Challenge ▸ Without the pictures, output the records below word for word.

Given information ▸

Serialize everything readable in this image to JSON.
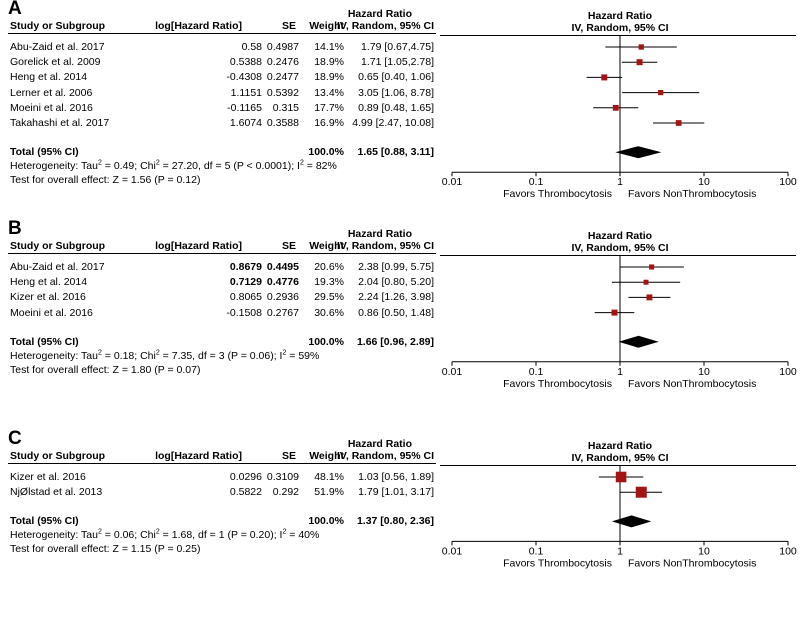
{
  "colors": {
    "square": "#a31515",
    "line": "#000000",
    "diamond": "#000000"
  },
  "axis": {
    "ticks": [
      0.01,
      0.1,
      1,
      10,
      100
    ],
    "tick_labels": [
      "0.01",
      "0.1",
      "1",
      "10",
      "100"
    ],
    "favors_left": "Favors Thrombocytosis",
    "favors_right": "Favors NonThrombocytosis"
  },
  "headers": {
    "study": "Study or Subgroup",
    "loghr": "log[Hazard Ratio]",
    "se": "SE",
    "weight": "Weight",
    "hr_line1": "Hazard Ratio",
    "hr_line2": "IV, Random, 95% CI",
    "plot_line1": "Hazard Ratio",
    "plot_line2": "IV, Random, 95% CI"
  },
  "chart_data": [
    {
      "type": "forest",
      "panel": "A",
      "xscale": "log",
      "xlim": [
        0.01,
        100
      ],
      "studies": [
        {
          "name": "Abu-Zaid et al. 2017",
          "loghr": "0.58",
          "se": "0.4987",
          "weight": "14.1%",
          "ci_text": "1.79 [0.67,4.75]",
          "hr": 1.79,
          "lo": 0.67,
          "hi": 4.75,
          "w": 14.1,
          "bold": false
        },
        {
          "name": "Gorelick et al. 2009",
          "loghr": "0.5388",
          "se": "0.2476",
          "weight": "18.9%",
          "ci_text": "1.71 [1.05,2.78]",
          "hr": 1.71,
          "lo": 1.05,
          "hi": 2.78,
          "w": 18.9,
          "bold": false
        },
        {
          "name": "Heng et al. 2014",
          "loghr": "-0.4308",
          "se": "0.2477",
          "weight": "18.9%",
          "ci_text": "0.65 [0.40, 1.06]",
          "hr": 0.65,
          "lo": 0.4,
          "hi": 1.06,
          "w": 18.9,
          "bold": false
        },
        {
          "name": "Lerner et al. 2006",
          "loghr": "1.1151",
          "se": "0.5392",
          "weight": "13.4%",
          "ci_text": "3.05 [1.06, 8.78]",
          "hr": 3.05,
          "lo": 1.06,
          "hi": 8.78,
          "w": 13.4,
          "bold": false
        },
        {
          "name": "Moeini et al. 2016",
          "loghr": "-0.1165",
          "se": "0.315",
          "weight": "17.7%",
          "ci_text": "0.89 [0.48, 1.65]",
          "hr": 0.89,
          "lo": 0.48,
          "hi": 1.65,
          "w": 17.7,
          "bold": false
        },
        {
          "name": "Takahashi et al. 2017",
          "loghr": "1.6074",
          "se": "0.3588",
          "weight": "16.9%",
          "ci_text": "4.99 [2.47, 10.08]",
          "hr": 4.99,
          "lo": 2.47,
          "hi": 10.08,
          "w": 16.9,
          "bold": false
        }
      ],
      "total": {
        "label": "Total (95% CI)",
        "weight": "100.0%",
        "ci_text": "1.65 [0.88, 3.11]",
        "hr": 1.65,
        "lo": 0.88,
        "hi": 3.11
      },
      "heterogeneity": {
        "prefix": "Heterogeneity: Tau",
        "mid": " = 0.49; Chi",
        "mid2": " = 27.20, df = 5 (P < 0.0001); I",
        "end": " = 82%"
      },
      "overall_effect": "Test for overall effect: Z = 1.56 (P = 0.12)"
    },
    {
      "type": "forest",
      "panel": "B",
      "xscale": "log",
      "xlim": [
        0.01,
        100
      ],
      "studies": [
        {
          "name": "Abu-Zaid et al. 2017",
          "loghr": "0.8679",
          "se": "0.4495",
          "weight": "20.6%",
          "ci_text": "2.38 [0.99, 5.75]",
          "hr": 2.38,
          "lo": 0.99,
          "hi": 5.75,
          "w": 20.6,
          "bold": true
        },
        {
          "name": "Heng et al. 2014",
          "loghr": "0.7129",
          "se": "0.4776",
          "weight": "19.3%",
          "ci_text": "2.04 [0.80, 5.20]",
          "hr": 2.04,
          "lo": 0.8,
          "hi": 5.2,
          "w": 19.3,
          "bold": true
        },
        {
          "name": "Kizer et al. 2016",
          "loghr": "0.8065",
          "se": "0.2936",
          "weight": "29.5%",
          "ci_text": "2.24 [1.26, 3.98]",
          "hr": 2.24,
          "lo": 1.26,
          "hi": 3.98,
          "w": 29.5,
          "bold": false
        },
        {
          "name": "Moeini et al. 2016",
          "loghr": "-0.1508",
          "se": "0.2767",
          "weight": "30.6%",
          "ci_text": "0.86 [0.50, 1.48]",
          "hr": 0.86,
          "lo": 0.5,
          "hi": 1.48,
          "w": 30.6,
          "bold": false
        }
      ],
      "total": {
        "label": "Total (95% CI)",
        "weight": "100.0%",
        "ci_text": "1.66 [0.96, 2.89]",
        "hr": 1.66,
        "lo": 0.96,
        "hi": 2.89
      },
      "heterogeneity": {
        "prefix": "Heterogeneity: Tau",
        "mid": " = 0.18; Chi",
        "mid2": " = 7.35, df = 3 (P = 0.06); I",
        "end": " = 59%"
      },
      "overall_effect": "Test for overall effect: Z = 1.80 (P = 0.07)"
    },
    {
      "type": "forest",
      "panel": "C",
      "xscale": "log",
      "xlim": [
        0.01,
        100
      ],
      "studies": [
        {
          "name": "Kizer et al. 2016",
          "loghr": "0.0296",
          "se": "0.3109",
          "weight": "48.1%",
          "ci_text": "1.03 [0.56, 1.89]",
          "hr": 1.03,
          "lo": 0.56,
          "hi": 1.89,
          "w": 48.1,
          "bold": false
        },
        {
          "name": "NjØlstad et al. 2013",
          "loghr": "0.5822",
          "se": "0.292",
          "weight": "51.9%",
          "ci_text": "1.79 [1.01, 3.17]",
          "hr": 1.79,
          "lo": 1.01,
          "hi": 3.17,
          "w": 51.9,
          "bold": false
        }
      ],
      "total": {
        "label": "Total (95% CI)",
        "weight": "100.0%",
        "ci_text": "1.37 [0.80, 2.36]",
        "hr": 1.37,
        "lo": 0.8,
        "hi": 2.36
      },
      "heterogeneity": {
        "prefix": "Heterogeneity: Tau",
        "mid": " = 0.06; Chi",
        "mid2": " = 1.68, df = 1 (P = 0.20); I",
        "end": " = 40%"
      },
      "overall_effect": "Test for overall effect: Z = 1.15 (P = 0.25)"
    }
  ]
}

Solution below ▸
Serialize everything readable in this image to JSON.
{
  "colors": {
    "square": "#a31515",
    "line": "#000000",
    "diamond": "#000000"
  },
  "axis": {
    "ticks": [
      0.01,
      0.1,
      1,
      10,
      100
    ],
    "tick_labels": [
      "0.01",
      "0.1",
      "1",
      "10",
      "100"
    ],
    "favors_left": "Favors Thrombocytosis",
    "favors_right": "Favors NonThrombocytosis"
  },
  "headers": {
    "study": "Study or Subgroup",
    "loghr": "log[Hazard Ratio]",
    "se": "SE",
    "weight": "Weight",
    "hr_line1": "Hazard Ratio",
    "hr_line2": "IV, Random, 95% CI",
    "plot_line1": "Hazard Ratio",
    "plot_line2": "IV, Random, 95% CI"
  },
  "chart_data": [
    {
      "type": "forest",
      "panel": "A",
      "xscale": "log",
      "xlim": [
        0.01,
        100
      ],
      "studies": [
        {
          "name": "Abu-Zaid et al. 2017",
          "loghr": "0.58",
          "se": "0.4987",
          "weight": "14.1%",
          "ci_text": "1.79 [0.67,4.75]",
          "hr": 1.79,
          "lo": 0.67,
          "hi": 4.75,
          "w": 14.1,
          "bold": false
        },
        {
          "name": "Gorelick et al. 2009",
          "loghr": "0.5388",
          "se": "0.2476",
          "weight": "18.9%",
          "ci_text": "1.71 [1.05,2.78]",
          "hr": 1.71,
          "lo": 1.05,
          "hi": 2.78,
          "w": 18.9,
          "bold": false
        },
        {
          "name": "Heng et al. 2014",
          "loghr": "-0.4308",
          "se": "0.2477",
          "weight": "18.9%",
          "ci_text": "0.65 [0.40, 1.06]",
          "hr": 0.65,
          "lo": 0.4,
          "hi": 1.06,
          "w": 18.9,
          "bold": false
        },
        {
          "name": "Lerner et al. 2006",
          "loghr": "1.1151",
          "se": "0.5392",
          "weight": "13.4%",
          "ci_text": "3.05 [1.06, 8.78]",
          "hr": 3.05,
          "lo": 1.06,
          "hi": 8.78,
          "w": 13.4,
          "bold": false
        },
        {
          "name": "Moeini et al. 2016",
          "loghr": "-0.1165",
          "se": "0.315",
          "weight": "17.7%",
          "ci_text": "0.89 [0.48, 1.65]",
          "hr": 0.89,
          "lo": 0.48,
          "hi": 1.65,
          "w": 17.7,
          "bold": false
        },
        {
          "name": "Takahashi et al. 2017",
          "loghr": "1.6074",
          "se": "0.3588",
          "weight": "16.9%",
          "ci_text": "4.99 [2.47, 10.08]",
          "hr": 4.99,
          "lo": 2.47,
          "hi": 10.08,
          "w": 16.9,
          "bold": false
        }
      ],
      "total": {
        "label": "Total (95% CI)",
        "weight": "100.0%",
        "ci_text": "1.65 [0.88, 3.11]",
        "hr": 1.65,
        "lo": 0.88,
        "hi": 3.11
      },
      "heterogeneity": {
        "prefix": "Heterogeneity: Tau",
        "mid": " = 0.49; Chi",
        "mid2": " = 27.20, df = 5 (P < 0.0001); I",
        "end": " = 82%"
      },
      "overall_effect": "Test for overall effect: Z = 1.56 (P = 0.12)"
    },
    {
      "type": "forest",
      "panel": "B",
      "xscale": "log",
      "xlim": [
        0.01,
        100
      ],
      "studies": [
        {
          "name": "Abu-Zaid et al. 2017",
          "loghr": "0.8679",
          "se": "0.4495",
          "weight": "20.6%",
          "ci_text": "2.38 [0.99, 5.75]",
          "hr": 2.38,
          "lo": 0.99,
          "hi": 5.75,
          "w": 20.6,
          "bold": true
        },
        {
          "name": "Heng et al. 2014",
          "loghr": "0.7129",
          "se": "0.4776",
          "weight": "19.3%",
          "ci_text": "2.04 [0.80, 5.20]",
          "hr": 2.04,
          "lo": 0.8,
          "hi": 5.2,
          "w": 19.3,
          "bold": true
        },
        {
          "name": "Kizer et al. 2016",
          "loghr": "0.8065",
          "se": "0.2936",
          "weight": "29.5%",
          "ci_text": "2.24 [1.26, 3.98]",
          "hr": 2.24,
          "lo": 1.26,
          "hi": 3.98,
          "w": 29.5,
          "bold": false
        },
        {
          "name": "Moeini et al. 2016",
          "loghr": "-0.1508",
          "se": "0.2767",
          "weight": "30.6%",
          "ci_text": "0.86 [0.50, 1.48]",
          "hr": 0.86,
          "lo": 0.5,
          "hi": 1.48,
          "w": 30.6,
          "bold": false
        }
      ],
      "total": {
        "label": "Total (95% CI)",
        "weight": "100.0%",
        "ci_text": "1.66 [0.96, 2.89]",
        "hr": 1.66,
        "lo": 0.96,
        "hi": 2.89
      },
      "heterogeneity": {
        "prefix": "Heterogeneity: Tau",
        "mid": " = 0.18; Chi",
        "mid2": " = 7.35, df = 3 (P = 0.06); I",
        "end": " = 59%"
      },
      "overall_effect": "Test for overall effect: Z = 1.80 (P = 0.07)"
    },
    {
      "type": "forest",
      "panel": "C",
      "xscale": "log",
      "xlim": [
        0.01,
        100
      ],
      "studies": [
        {
          "name": "Kizer et al. 2016",
          "loghr": "0.0296",
          "se": "0.3109",
          "weight": "48.1%",
          "ci_text": "1.03 [0.56, 1.89]",
          "hr": 1.03,
          "lo": 0.56,
          "hi": 1.89,
          "w": 48.1,
          "bold": false
        },
        {
          "name": "NjØlstad et al. 2013",
          "loghr": "0.5822",
          "se": "0.292",
          "weight": "51.9%",
          "ci_text": "1.79 [1.01, 3.17]",
          "hr": 1.79,
          "lo": 1.01,
          "hi": 3.17,
          "w": 51.9,
          "bold": false
        }
      ],
      "total": {
        "label": "Total (95% CI)",
        "weight": "100.0%",
        "ci_text": "1.37 [0.80, 2.36]",
        "hr": 1.37,
        "lo": 0.8,
        "hi": 2.36
      },
      "heterogeneity": {
        "prefix": "Heterogeneity: Tau",
        "mid": " = 0.06; Chi",
        "mid2": " = 1.68, df = 1 (P = 0.20); I",
        "end": " = 40%"
      },
      "overall_effect": "Test for overall effect: Z = 1.15 (P = 0.25)"
    }
  ]
}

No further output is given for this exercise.